++++ Excerpted data ++++
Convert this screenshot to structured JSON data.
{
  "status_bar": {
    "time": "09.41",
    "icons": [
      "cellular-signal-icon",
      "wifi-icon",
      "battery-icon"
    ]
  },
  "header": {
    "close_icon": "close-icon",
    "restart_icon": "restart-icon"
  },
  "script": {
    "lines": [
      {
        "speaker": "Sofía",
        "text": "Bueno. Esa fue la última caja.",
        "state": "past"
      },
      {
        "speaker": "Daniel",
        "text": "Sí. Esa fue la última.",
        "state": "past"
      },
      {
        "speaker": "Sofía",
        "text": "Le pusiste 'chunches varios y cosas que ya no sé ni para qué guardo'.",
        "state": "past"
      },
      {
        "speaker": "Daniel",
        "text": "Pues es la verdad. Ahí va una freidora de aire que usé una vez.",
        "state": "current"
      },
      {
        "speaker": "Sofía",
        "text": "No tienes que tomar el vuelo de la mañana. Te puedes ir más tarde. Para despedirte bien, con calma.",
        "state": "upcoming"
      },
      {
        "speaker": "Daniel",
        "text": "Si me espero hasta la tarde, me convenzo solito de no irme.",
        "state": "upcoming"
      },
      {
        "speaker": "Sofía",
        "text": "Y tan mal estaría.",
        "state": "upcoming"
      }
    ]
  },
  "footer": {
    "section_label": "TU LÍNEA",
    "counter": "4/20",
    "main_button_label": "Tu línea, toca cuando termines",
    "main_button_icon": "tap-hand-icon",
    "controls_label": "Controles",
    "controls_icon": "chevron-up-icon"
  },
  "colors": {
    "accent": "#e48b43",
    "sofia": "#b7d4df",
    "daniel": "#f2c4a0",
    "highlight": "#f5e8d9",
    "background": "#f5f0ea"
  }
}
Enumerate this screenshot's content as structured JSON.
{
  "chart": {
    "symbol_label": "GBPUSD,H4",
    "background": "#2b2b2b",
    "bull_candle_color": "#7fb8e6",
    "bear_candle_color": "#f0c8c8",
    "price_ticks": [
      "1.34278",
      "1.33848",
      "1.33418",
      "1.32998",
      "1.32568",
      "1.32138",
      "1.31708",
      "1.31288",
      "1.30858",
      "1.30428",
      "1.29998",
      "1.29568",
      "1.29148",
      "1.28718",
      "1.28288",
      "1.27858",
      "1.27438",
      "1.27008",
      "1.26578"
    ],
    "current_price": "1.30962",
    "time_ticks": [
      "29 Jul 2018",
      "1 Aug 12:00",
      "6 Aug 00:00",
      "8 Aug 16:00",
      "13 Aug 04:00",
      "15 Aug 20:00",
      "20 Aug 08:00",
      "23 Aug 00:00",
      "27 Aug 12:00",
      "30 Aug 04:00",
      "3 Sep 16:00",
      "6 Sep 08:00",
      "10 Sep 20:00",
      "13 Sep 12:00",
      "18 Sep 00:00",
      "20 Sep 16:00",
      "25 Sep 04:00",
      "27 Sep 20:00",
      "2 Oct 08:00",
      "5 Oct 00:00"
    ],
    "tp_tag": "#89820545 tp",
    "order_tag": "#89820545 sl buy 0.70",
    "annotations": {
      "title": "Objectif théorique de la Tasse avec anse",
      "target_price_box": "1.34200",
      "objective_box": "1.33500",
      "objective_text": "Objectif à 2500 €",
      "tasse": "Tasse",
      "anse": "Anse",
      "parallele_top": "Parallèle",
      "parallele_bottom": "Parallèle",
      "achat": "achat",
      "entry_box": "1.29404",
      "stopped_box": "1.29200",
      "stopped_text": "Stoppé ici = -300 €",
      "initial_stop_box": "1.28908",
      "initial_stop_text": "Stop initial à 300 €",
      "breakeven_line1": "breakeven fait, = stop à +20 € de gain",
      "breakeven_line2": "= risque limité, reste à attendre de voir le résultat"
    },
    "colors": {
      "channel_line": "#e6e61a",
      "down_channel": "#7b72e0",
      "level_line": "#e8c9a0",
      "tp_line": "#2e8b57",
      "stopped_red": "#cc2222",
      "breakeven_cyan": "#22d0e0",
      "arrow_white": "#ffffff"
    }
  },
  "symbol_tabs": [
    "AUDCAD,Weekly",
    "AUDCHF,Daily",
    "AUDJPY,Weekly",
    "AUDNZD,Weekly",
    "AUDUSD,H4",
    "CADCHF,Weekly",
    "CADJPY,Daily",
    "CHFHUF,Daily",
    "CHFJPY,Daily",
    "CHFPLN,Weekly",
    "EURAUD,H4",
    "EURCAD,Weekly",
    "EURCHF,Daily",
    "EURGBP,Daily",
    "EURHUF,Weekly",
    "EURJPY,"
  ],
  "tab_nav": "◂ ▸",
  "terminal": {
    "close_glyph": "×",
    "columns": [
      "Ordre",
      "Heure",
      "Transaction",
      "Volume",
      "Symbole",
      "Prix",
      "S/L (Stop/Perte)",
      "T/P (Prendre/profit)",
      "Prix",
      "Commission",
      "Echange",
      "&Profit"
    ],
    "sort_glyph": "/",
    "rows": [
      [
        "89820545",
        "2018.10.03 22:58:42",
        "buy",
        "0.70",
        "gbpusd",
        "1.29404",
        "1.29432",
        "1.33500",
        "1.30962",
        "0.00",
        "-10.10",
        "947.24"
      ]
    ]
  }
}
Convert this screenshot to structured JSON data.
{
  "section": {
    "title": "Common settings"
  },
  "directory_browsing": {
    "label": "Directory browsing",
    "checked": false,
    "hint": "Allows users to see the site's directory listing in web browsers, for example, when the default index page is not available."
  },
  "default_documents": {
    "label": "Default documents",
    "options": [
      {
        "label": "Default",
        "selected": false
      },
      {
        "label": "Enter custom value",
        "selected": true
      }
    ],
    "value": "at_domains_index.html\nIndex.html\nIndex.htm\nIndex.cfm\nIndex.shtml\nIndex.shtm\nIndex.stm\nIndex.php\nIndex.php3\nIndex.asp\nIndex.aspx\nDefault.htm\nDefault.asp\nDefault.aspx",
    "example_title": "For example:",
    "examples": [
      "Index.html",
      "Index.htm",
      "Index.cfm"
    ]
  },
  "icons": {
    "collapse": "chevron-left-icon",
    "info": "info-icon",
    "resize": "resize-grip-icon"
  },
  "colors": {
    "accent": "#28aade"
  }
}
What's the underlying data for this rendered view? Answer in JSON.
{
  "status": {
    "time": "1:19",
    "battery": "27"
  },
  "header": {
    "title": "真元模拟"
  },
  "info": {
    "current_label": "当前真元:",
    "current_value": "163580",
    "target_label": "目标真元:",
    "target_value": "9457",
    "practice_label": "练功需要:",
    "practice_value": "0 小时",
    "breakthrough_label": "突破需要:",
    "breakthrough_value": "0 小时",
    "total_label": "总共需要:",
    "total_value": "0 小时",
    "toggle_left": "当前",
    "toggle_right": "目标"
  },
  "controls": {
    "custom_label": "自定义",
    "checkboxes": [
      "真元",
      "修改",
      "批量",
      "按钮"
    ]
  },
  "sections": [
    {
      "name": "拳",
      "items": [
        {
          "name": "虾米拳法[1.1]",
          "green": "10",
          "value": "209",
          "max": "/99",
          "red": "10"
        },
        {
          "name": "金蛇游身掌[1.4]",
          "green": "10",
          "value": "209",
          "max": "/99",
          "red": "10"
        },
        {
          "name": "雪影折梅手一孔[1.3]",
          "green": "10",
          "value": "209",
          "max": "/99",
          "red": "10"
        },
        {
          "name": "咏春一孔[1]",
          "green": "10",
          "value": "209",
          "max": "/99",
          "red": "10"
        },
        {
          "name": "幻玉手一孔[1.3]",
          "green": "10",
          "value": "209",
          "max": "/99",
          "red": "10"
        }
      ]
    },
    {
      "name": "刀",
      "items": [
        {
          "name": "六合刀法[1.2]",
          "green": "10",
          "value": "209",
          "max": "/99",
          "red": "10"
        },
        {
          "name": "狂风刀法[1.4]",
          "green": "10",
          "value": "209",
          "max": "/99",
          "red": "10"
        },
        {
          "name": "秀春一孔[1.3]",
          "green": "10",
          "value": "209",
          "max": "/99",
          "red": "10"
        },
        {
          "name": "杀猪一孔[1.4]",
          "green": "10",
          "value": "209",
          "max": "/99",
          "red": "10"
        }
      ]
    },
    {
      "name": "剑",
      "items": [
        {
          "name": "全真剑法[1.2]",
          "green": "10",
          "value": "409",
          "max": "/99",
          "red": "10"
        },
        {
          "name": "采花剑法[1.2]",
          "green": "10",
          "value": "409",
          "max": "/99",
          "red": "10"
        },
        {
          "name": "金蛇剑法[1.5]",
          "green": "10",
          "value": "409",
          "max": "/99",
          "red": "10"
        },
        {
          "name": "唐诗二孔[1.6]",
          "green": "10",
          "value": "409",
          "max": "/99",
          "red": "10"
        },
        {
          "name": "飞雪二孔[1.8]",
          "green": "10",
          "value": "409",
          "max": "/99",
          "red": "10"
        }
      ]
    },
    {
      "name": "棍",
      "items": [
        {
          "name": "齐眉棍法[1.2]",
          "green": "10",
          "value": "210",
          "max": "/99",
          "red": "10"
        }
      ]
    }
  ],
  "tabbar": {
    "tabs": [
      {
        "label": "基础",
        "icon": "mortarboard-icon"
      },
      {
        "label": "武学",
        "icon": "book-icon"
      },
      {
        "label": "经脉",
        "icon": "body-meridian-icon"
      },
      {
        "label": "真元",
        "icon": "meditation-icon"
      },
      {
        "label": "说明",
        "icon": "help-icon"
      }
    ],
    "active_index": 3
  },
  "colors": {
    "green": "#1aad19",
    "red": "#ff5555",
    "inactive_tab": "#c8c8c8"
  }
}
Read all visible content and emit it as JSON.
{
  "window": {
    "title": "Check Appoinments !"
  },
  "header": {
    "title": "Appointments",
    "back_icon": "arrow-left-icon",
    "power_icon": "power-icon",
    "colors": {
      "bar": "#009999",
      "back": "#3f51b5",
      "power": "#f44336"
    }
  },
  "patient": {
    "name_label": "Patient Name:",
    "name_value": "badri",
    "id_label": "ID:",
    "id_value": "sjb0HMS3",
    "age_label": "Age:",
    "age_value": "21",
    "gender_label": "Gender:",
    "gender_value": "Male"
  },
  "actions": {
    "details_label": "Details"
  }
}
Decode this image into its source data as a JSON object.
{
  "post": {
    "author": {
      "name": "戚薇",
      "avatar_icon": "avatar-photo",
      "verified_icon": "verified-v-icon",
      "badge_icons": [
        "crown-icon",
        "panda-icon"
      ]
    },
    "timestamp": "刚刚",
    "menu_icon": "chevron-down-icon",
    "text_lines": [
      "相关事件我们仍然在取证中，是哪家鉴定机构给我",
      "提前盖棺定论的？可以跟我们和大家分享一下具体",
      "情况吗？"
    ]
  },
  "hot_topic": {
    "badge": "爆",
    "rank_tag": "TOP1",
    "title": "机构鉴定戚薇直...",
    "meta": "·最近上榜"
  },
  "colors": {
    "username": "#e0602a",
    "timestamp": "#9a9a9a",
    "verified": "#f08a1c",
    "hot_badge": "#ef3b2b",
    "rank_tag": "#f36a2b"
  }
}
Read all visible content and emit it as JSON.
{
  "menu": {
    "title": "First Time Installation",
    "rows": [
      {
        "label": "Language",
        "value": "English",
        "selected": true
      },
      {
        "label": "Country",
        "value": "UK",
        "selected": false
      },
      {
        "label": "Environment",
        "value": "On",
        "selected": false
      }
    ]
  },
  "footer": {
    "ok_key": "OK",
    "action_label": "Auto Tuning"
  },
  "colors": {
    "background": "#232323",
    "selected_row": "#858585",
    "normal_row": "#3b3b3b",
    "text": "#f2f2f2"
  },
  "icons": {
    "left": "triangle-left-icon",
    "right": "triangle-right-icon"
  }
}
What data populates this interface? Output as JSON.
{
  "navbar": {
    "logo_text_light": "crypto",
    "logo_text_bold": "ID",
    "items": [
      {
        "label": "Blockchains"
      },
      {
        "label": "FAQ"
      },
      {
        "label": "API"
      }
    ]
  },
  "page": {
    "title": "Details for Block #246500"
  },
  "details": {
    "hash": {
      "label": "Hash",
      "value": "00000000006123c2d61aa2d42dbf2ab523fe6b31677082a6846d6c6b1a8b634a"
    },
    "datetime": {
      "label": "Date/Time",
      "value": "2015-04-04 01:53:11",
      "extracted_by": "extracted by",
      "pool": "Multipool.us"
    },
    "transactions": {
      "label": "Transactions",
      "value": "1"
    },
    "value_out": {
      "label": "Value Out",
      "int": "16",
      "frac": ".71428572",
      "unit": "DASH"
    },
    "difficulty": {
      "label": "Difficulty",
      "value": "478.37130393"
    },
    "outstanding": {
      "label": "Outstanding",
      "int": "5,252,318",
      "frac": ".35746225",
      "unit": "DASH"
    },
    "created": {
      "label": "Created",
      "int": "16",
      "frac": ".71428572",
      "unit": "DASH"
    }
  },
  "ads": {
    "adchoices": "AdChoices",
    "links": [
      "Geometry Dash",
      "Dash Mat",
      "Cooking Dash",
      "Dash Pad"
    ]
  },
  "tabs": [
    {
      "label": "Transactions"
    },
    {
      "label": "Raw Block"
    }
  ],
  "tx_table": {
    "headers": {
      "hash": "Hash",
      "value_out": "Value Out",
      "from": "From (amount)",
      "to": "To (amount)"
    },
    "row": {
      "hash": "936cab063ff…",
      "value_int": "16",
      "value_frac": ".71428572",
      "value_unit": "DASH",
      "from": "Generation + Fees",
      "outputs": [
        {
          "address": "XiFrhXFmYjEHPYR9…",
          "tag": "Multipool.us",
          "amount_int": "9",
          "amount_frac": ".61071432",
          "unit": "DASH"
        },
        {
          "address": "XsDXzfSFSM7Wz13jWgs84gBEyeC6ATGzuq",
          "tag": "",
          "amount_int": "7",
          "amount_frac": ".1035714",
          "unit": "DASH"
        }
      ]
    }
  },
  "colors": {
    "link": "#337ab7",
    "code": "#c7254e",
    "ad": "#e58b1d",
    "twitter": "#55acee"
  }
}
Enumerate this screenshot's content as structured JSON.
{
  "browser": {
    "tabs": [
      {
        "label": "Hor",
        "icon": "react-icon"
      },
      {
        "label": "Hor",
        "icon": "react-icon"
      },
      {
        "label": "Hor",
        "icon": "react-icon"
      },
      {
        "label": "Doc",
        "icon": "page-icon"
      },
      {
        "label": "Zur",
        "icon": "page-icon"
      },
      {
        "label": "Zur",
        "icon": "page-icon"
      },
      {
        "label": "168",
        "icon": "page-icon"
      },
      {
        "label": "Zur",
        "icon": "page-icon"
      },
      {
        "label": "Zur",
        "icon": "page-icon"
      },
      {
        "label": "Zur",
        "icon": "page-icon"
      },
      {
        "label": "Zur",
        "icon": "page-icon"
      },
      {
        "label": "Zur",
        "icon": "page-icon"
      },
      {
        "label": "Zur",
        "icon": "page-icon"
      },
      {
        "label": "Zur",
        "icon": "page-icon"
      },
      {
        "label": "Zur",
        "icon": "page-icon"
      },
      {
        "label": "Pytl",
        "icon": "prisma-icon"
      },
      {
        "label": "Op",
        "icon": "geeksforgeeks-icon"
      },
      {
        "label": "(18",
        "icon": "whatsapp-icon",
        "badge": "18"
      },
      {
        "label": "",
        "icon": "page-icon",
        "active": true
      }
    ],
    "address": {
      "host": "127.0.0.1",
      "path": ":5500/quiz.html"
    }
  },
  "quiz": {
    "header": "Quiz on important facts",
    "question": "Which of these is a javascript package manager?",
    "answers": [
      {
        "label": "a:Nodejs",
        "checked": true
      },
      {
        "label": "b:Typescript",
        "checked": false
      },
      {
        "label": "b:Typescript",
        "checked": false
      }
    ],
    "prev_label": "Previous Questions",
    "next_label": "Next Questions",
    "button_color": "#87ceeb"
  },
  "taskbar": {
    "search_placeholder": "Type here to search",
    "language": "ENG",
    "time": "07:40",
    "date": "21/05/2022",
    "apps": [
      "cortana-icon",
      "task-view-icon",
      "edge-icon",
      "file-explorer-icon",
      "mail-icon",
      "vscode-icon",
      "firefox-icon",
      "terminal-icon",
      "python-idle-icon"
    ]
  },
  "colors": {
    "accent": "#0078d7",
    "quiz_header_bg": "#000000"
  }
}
++++
Exercise description
From the records above, pull out each line that has "triangle".

Written response
    "left": "triangle-left-icon",
    "right": "triangle-right-icon"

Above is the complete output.